### [PROBLEM TO WORK ON]
From the entries below, copy every line where the string "replies" appears.

### [SUPPLIED MATERIAL]
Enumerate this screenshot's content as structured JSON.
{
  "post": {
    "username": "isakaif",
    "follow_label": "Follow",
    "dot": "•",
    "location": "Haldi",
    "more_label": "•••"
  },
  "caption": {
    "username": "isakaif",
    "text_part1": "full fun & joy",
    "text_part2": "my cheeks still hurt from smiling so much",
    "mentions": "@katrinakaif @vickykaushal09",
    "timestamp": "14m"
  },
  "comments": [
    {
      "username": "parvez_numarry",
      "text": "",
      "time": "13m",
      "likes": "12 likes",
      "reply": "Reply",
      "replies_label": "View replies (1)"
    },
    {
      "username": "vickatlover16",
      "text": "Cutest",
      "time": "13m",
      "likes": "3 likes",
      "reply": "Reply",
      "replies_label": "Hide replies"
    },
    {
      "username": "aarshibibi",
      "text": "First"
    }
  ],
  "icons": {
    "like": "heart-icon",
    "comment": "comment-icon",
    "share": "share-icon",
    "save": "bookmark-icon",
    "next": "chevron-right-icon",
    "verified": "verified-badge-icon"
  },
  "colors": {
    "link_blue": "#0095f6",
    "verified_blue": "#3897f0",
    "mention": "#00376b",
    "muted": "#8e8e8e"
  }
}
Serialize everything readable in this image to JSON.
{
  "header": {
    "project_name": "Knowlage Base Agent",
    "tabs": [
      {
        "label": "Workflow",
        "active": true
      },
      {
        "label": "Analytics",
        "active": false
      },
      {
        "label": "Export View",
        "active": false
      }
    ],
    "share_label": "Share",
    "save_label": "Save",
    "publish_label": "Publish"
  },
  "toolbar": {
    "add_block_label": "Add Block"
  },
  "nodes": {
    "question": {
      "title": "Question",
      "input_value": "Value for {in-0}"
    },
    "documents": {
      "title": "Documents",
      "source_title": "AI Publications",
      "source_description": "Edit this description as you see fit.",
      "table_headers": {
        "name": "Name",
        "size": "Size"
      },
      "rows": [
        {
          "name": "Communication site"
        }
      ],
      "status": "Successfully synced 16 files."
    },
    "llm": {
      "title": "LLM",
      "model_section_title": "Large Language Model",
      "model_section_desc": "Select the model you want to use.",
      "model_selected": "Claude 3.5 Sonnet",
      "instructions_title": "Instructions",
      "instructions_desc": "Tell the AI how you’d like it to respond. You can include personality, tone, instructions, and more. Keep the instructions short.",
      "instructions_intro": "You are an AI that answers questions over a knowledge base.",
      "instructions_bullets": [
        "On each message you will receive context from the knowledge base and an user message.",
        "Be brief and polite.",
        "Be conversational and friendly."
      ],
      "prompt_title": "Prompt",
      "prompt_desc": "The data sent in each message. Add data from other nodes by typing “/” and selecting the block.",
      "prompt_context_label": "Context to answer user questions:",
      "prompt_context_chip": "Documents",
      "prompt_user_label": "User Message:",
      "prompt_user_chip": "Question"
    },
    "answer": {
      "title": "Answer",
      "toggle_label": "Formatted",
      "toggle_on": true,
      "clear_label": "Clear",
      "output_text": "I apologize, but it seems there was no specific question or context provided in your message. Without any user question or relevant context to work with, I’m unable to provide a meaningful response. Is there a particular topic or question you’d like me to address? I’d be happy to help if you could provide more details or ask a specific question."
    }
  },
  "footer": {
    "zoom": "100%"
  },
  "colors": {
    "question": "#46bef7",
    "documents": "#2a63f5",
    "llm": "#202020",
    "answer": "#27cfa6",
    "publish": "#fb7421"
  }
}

### [ANSWER TO THIS PROBLEM]
      "replies_label": "View replies (1)"
      "replies_label": "Hide replies"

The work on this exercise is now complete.